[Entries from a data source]
━━━
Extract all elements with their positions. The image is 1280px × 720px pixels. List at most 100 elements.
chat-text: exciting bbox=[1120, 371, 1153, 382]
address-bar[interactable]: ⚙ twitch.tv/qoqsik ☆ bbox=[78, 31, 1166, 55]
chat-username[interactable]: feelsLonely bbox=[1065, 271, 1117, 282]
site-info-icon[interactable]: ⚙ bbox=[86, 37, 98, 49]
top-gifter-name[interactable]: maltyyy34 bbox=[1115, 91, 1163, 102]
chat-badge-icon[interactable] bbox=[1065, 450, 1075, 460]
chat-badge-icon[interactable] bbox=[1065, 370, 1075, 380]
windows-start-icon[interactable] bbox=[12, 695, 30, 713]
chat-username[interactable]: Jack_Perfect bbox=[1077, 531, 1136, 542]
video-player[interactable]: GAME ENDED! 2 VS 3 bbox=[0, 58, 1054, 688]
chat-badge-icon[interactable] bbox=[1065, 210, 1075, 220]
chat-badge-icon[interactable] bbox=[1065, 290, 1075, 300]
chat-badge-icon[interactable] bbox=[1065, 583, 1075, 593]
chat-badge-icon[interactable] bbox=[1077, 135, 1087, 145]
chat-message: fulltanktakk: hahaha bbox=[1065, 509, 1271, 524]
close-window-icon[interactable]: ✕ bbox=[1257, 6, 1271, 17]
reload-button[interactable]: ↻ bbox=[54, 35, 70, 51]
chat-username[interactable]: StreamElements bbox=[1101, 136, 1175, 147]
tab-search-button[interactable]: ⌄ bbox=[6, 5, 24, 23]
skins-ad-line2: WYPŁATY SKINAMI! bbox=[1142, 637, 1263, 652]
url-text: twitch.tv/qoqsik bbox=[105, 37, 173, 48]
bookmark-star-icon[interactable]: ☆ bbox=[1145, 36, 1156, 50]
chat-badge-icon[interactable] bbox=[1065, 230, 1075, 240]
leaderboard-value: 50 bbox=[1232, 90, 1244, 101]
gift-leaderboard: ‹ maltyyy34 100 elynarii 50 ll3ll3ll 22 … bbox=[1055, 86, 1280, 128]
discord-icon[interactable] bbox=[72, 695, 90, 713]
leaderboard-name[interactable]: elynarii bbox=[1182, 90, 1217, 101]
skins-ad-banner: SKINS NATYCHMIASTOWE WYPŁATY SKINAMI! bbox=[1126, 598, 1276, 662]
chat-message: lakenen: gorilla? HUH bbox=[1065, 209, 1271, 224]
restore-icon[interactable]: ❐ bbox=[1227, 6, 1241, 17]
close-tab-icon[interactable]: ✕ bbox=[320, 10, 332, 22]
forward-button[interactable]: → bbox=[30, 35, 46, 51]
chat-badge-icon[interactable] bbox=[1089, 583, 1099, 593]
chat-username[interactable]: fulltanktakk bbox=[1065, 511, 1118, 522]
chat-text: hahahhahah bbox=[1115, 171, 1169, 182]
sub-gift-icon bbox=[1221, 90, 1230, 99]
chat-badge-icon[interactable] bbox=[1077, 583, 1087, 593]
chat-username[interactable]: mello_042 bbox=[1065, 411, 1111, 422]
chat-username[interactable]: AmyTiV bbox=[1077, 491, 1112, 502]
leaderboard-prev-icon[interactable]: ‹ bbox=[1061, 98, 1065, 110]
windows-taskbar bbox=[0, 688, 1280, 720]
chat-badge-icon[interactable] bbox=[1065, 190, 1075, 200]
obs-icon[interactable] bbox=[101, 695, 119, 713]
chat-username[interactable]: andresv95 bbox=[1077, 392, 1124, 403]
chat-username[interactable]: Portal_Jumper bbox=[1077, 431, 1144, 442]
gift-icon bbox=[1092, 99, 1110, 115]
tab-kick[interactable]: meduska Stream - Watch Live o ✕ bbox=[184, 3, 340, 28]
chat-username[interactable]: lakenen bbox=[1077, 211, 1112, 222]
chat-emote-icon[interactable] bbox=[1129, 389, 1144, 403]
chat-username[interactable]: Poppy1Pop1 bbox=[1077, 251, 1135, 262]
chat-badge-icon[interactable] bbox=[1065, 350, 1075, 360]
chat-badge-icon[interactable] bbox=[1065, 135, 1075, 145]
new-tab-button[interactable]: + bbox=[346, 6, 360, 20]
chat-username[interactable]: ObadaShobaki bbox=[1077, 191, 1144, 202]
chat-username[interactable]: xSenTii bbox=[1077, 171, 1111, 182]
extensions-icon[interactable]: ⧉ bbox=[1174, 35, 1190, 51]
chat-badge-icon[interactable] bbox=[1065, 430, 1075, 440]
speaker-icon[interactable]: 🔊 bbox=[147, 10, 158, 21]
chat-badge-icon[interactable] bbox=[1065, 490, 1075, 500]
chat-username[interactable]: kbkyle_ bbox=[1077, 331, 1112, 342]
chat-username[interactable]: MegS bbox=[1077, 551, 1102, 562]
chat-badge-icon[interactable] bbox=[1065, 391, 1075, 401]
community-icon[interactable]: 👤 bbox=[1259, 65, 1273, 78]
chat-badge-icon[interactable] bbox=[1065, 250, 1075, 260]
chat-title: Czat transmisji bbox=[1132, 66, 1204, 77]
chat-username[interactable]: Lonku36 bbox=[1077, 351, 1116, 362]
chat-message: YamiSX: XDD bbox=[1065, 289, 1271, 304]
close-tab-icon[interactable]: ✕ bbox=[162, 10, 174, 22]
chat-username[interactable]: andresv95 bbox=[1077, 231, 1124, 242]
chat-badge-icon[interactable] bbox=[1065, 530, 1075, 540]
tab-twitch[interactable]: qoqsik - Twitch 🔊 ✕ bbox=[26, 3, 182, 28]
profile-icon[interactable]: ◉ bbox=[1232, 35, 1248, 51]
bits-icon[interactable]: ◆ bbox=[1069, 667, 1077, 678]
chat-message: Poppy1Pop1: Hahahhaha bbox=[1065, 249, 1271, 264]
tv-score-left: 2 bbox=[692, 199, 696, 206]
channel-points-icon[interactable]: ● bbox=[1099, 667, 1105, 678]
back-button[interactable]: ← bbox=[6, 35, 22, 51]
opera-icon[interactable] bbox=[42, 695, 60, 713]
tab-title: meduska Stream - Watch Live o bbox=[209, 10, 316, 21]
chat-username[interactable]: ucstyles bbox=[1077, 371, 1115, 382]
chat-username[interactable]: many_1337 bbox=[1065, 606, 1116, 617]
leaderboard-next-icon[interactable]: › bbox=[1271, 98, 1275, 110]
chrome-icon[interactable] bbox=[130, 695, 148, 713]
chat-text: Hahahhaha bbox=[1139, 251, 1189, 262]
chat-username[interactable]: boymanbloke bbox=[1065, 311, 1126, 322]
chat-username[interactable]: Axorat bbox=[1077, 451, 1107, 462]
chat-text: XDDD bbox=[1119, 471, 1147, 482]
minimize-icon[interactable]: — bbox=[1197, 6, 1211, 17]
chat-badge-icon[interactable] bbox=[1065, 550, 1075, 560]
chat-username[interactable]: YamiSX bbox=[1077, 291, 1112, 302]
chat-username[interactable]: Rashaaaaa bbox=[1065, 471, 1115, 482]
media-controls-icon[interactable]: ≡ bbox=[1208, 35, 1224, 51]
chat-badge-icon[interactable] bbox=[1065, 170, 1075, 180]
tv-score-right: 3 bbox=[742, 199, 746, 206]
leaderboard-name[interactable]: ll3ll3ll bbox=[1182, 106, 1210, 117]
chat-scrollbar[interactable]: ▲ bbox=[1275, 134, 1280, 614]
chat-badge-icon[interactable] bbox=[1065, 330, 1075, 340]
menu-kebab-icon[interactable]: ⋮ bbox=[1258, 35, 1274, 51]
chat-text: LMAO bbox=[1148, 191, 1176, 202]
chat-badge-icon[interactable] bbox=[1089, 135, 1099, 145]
━━━
### Exercise requirements
Copy every line of the entries above exactly, without any changes.

### Solution for this problem
Extract all elements with their positions. The image is 1280px × 720px pixels. List at most 100 elements.
chat-text: exciting bbox=[1120, 371, 1153, 382]
address-bar[interactable]: ⚙ twitch.tv/qoqsik ☆ bbox=[78, 31, 1166, 55]
chat-username[interactable]: feelsLonely bbox=[1065, 271, 1117, 282]
site-info-icon[interactable]: ⚙ bbox=[86, 37, 98, 49]
top-gifter-name[interactable]: maltyyy34 bbox=[1115, 91, 1163, 102]
chat-badge-icon[interactable] bbox=[1065, 450, 1075, 460]
chat-badge-icon[interactable] bbox=[1065, 370, 1075, 380]
windows-start-icon[interactable] bbox=[12, 695, 30, 713]
chat-username[interactable]: Jack_Perfect bbox=[1077, 531, 1136, 542]
video-player[interactable]: GAME ENDED! 2 VS 3 bbox=[0, 58, 1054, 688]
chat-badge-icon[interactable] bbox=[1065, 210, 1075, 220]
chat-badge-icon[interactable] bbox=[1065, 290, 1075, 300]
chat-badge-icon[interactable] bbox=[1065, 583, 1075, 593]
chat-badge-icon[interactable] bbox=[1077, 135, 1087, 145]
chat-message: fulltanktakk: hahaha bbox=[1065, 509, 1271, 524]
close-window-icon[interactable]: ✕ bbox=[1257, 6, 1271, 17]
reload-button[interactable]: ↻ bbox=[54, 35, 70, 51]
chat-username[interactable]: StreamElements bbox=[1101, 136, 1175, 147]
tab-search-button[interactable]: ⌄ bbox=[6, 5, 24, 23]
skins-ad-line2: WYPŁATY SKINAMI! bbox=[1142, 637, 1263, 652]
url-text: twitch.tv/qoqsik bbox=[105, 37, 173, 48]
bookmark-star-icon[interactable]: ☆ bbox=[1145, 36, 1156, 50]
chat-badge-icon[interactable] bbox=[1065, 230, 1075, 240]
leaderboard-value: 50 bbox=[1232, 90, 1244, 101]
gift-leaderboard: ‹ maltyyy34 100 elynarii 50 ll3ll3ll 22 … bbox=[1055, 86, 1280, 128]
discord-icon[interactable] bbox=[72, 695, 90, 713]
leaderboard-name[interactable]: elynarii bbox=[1182, 90, 1217, 101]
skins-ad-banner: SKINS NATYCHMIASTOWE WYPŁATY SKINAMI! bbox=[1126, 598, 1276, 662]
chat-message: lakenen: gorilla? HUH bbox=[1065, 209, 1271, 224]
restore-icon[interactable]: ❐ bbox=[1227, 6, 1241, 17]
close-tab-icon[interactable]: ✕ bbox=[320, 10, 332, 22]
forward-button[interactable]: → bbox=[30, 35, 46, 51]
chat-badge-icon[interactable] bbox=[1089, 583, 1099, 593]
chat-username[interactable]: fulltanktakk bbox=[1065, 511, 1118, 522]
chat-text: hahahhahah bbox=[1115, 171, 1169, 182]
sub-gift-icon bbox=[1221, 90, 1230, 99]
chat-badge-icon[interactable] bbox=[1077, 583, 1087, 593]
chat-username[interactable]: mello_042 bbox=[1065, 411, 1111, 422]
chat-username[interactable]: AmyTiV bbox=[1077, 491, 1112, 502]
leaderboard-prev-icon[interactable]: ‹ bbox=[1061, 98, 1065, 110]
windows-taskbar bbox=[0, 688, 1280, 720]
chat-badge-icon[interactable] bbox=[1065, 190, 1075, 200]
obs-icon[interactable] bbox=[101, 695, 119, 713]
chat-username[interactable]: andresv95 bbox=[1077, 392, 1124, 403]
chat-username[interactable]: Portal_Jumper bbox=[1077, 431, 1144, 442]
gift-icon bbox=[1092, 99, 1110, 115]
tab-kick[interactable]: meduska Stream - Watch Live o ✕ bbox=[184, 3, 340, 28]
chat-username[interactable]: lakenen bbox=[1077, 211, 1112, 222]
chat-emote-icon[interactable] bbox=[1129, 389, 1144, 403]
chat-username[interactable]: Poppy1Pop1 bbox=[1077, 251, 1135, 262]
chat-badge-icon[interactable] bbox=[1065, 350, 1075, 360]
chat-badge-icon[interactable] bbox=[1065, 135, 1075, 145]
new-tab-button[interactable]: + bbox=[346, 6, 360, 20]
chat-username[interactable]: ObadaShobaki bbox=[1077, 191, 1144, 202]
chat-username[interactable]: xSenTii bbox=[1077, 171, 1111, 182]
extensions-icon[interactable]: ⧉ bbox=[1174, 35, 1190, 51]
chat-badge-icon[interactable] bbox=[1065, 430, 1075, 440]
speaker-icon[interactable]: 🔊 bbox=[147, 10, 158, 21]
chat-badge-icon[interactable] bbox=[1065, 490, 1075, 500]
chat-username[interactable]: kbkyle_ bbox=[1077, 331, 1112, 342]
chat-username[interactable]: MegS bbox=[1077, 551, 1102, 562]
chat-badge-icon[interactable] bbox=[1065, 391, 1075, 401]
community-icon[interactable]: 👤 bbox=[1259, 65, 1273, 78]
chat-badge-icon[interactable] bbox=[1065, 250, 1075, 260]
chat-title: Czat transmisji bbox=[1132, 66, 1204, 77]
chat-username[interactable]: Lonku36 bbox=[1077, 351, 1116, 362]
chat-message: YamiSX: XDD bbox=[1065, 289, 1271, 304]
close-tab-icon[interactable]: ✕ bbox=[162, 10, 174, 22]
chat-username[interactable]: andresv95 bbox=[1077, 231, 1124, 242]
chat-badge-icon[interactable] bbox=[1065, 530, 1075, 540]
tab-twitch[interactable]: qoqsik - Twitch 🔊 ✕ bbox=[26, 3, 182, 28]
profile-icon[interactable]: ◉ bbox=[1232, 35, 1248, 51]
bits-icon[interactable]: ◆ bbox=[1069, 667, 1077, 678]
chat-message: Poppy1Pop1: Hahahhaha bbox=[1065, 249, 1271, 264]
tv-score-left: 2 bbox=[692, 199, 696, 206]
channel-points-icon[interactable]: ● bbox=[1099, 667, 1105, 678]
back-button[interactable]: ← bbox=[6, 35, 22, 51]
opera-icon[interactable] bbox=[42, 695, 60, 713]
tab-title: meduska Stream - Watch Live o bbox=[209, 10, 316, 21]
chat-username[interactable]: ucstyles bbox=[1077, 371, 1115, 382]
chat-username[interactable]: many_1337 bbox=[1065, 606, 1116, 617]
leaderboard-next-icon[interactable]: › bbox=[1271, 98, 1275, 110]
chrome-icon[interactable] bbox=[130, 695, 148, 713]
chat-text: Hahahhaha bbox=[1139, 251, 1189, 262]
chat-username[interactable]: boymanbloke bbox=[1065, 311, 1126, 322]
chat-username[interactable]: Axorat bbox=[1077, 451, 1107, 462]
chat-text: XDDD bbox=[1119, 471, 1147, 482]
minimize-icon[interactable]: — bbox=[1197, 6, 1211, 17]
chat-badge-icon[interactable] bbox=[1065, 550, 1075, 560]
chat-username[interactable]: YamiSX bbox=[1077, 291, 1112, 302]
chat-username[interactable]: Rashaaaaa bbox=[1065, 471, 1115, 482]
media-controls-icon[interactable]: ≡ bbox=[1208, 35, 1224, 51]
chat-badge-icon[interactable] bbox=[1065, 170, 1075, 180]
tv-score-right: 3 bbox=[742, 199, 746, 206]
leaderboard-name[interactable]: ll3ll3ll bbox=[1182, 106, 1210, 117]
chat-scrollbar[interactable]: ▲ bbox=[1275, 134, 1280, 614]
chat-badge-icon[interactable] bbox=[1065, 330, 1075, 340]
menu-kebab-icon[interactable]: ⋮ bbox=[1258, 35, 1274, 51]
chat-text: LMAO bbox=[1148, 191, 1176, 202]
chat-badge-icon[interactable] bbox=[1089, 135, 1099, 145]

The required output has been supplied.